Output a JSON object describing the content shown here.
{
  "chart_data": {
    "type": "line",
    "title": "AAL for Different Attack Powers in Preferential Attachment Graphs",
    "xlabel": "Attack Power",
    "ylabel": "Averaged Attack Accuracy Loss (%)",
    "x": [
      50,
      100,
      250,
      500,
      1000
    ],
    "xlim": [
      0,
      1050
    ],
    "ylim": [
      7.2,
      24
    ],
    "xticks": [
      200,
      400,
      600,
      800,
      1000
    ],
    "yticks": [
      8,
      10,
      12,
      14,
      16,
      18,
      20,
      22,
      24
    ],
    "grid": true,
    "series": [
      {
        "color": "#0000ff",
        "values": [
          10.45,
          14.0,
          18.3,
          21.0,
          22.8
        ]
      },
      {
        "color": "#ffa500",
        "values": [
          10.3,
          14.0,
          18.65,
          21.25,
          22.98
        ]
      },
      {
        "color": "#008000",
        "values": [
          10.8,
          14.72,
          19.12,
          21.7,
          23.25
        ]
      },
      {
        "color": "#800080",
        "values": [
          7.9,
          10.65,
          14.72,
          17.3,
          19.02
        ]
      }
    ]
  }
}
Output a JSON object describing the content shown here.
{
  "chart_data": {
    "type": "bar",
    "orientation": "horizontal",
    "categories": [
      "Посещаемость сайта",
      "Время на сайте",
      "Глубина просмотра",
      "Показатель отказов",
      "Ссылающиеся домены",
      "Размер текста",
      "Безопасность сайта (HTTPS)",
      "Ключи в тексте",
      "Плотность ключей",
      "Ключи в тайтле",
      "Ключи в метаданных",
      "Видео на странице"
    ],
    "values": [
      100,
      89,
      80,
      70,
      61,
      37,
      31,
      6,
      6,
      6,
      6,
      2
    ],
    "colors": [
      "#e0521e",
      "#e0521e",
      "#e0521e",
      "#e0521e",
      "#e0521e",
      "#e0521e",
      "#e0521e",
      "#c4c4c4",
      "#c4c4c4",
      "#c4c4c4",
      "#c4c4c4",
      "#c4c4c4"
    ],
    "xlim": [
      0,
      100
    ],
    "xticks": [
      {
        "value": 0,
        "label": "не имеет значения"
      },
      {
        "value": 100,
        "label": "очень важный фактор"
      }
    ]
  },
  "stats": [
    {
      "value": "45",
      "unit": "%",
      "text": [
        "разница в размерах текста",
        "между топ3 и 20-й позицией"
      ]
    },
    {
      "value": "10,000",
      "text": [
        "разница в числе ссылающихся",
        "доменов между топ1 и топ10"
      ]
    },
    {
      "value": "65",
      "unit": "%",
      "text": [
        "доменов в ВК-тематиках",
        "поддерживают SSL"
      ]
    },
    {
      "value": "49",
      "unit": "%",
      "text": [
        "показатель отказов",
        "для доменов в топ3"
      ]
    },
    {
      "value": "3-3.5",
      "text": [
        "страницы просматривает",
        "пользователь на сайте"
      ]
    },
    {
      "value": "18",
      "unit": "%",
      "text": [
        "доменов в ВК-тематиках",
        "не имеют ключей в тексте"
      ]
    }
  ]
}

________________________

* INSTRUCTIONS FOR THE TASK
Without leaving anything out, give the entries again exactly.

* TASK ANSWER
Output a JSON object describing the content shown here.
{
  "chart_data": {
    "type": "line",
    "title": "AAL for Different Attack Powers in Preferential Attachment Graphs",
    "xlabel": "Attack Power",
    "ylabel": "Averaged Attack Accuracy Loss (%)",
    "x": [
      50,
      100,
      250,
      500,
      1000
    ],
    "xlim": [
      0,
      1050
    ],
    "ylim": [
      7.2,
      24
    ],
    "xticks": [
      200,
      400,
      600,
      800,
      1000
    ],
    "yticks": [
      8,
      10,
      12,
      14,
      16,
      18,
      20,
      22,
      24
    ],
    "grid": true,
    "series": [
      {
        "color": "#0000ff",
        "values": [
          10.45,
          14.0,
          18.3,
          21.0,
          22.8
        ]
      },
      {
        "color": "#ffa500",
        "values": [
          10.3,
          14.0,
          18.65,
          21.25,
          22.98
        ]
      },
      {
        "color": "#008000",
        "values": [
          10.8,
          14.72,
          19.12,
          21.7,
          23.25
        ]
      },
      {
        "color": "#800080",
        "values": [
          7.9,
          10.65,
          14.72,
          17.3,
          19.02
        ]
      }
    ]
  }
}
Output a JSON object describing the content shown here.
{
  "chart_data": {
    "type": "bar",
    "orientation": "horizontal",
    "categories": [
      "Посещаемость сайта",
      "Время на сайте",
      "Глубина просмотра",
      "Показатель отказов",
      "Ссылающиеся домены",
      "Размер текста",
      "Безопасность сайта (HTTPS)",
      "Ключи в тексте",
      "Плотность ключей",
      "Ключи в тайтле",
      "Ключи в метаданных",
      "Видео на странице"
    ],
    "values": [
      100,
      89,
      80,
      70,
      61,
      37,
      31,
      6,
      6,
      6,
      6,
      2
    ],
    "colors": [
      "#e0521e",
      "#e0521e",
      "#e0521e",
      "#e0521e",
      "#e0521e",
      "#e0521e",
      "#e0521e",
      "#c4c4c4",
      "#c4c4c4",
      "#c4c4c4",
      "#c4c4c4",
      "#c4c4c4"
    ],
    "xlim": [
      0,
      100
    ],
    "xticks": [
      {
        "value": 0,
        "label": "не имеет значения"
      },
      {
        "value": 100,
        "label": "очень важный фактор"
      }
    ]
  },
  "stats": [
    {
      "value": "45",
      "unit": "%",
      "text": [
        "разница в размерах текста",
        "между топ3 и 20-й позицией"
      ]
    },
    {
      "value": "10,000",
      "text": [
        "разница в числе ссылающихся",
        "доменов между топ1 и топ10"
      ]
    },
    {
      "value": "65",
      "unit": "%",
      "text": [
        "доменов в ВК-тематиках",
        "поддерживают SSL"
      ]
    },
    {
      "value": "49",
      "unit": "%",
      "text": [
        "показатель отказов",
        "для доменов в топ3"
      ]
    },
    {
      "value": "3-3.5",
      "text": [
        "страницы просматривает",
        "пользователь на сайте"
      ]
    },
    {
      "value": "18",
      "unit": "%",
      "text": [
        "доменов в ВК-тематиках",
        "не имеют ключей в тексте"
      ]
    }
  ]
}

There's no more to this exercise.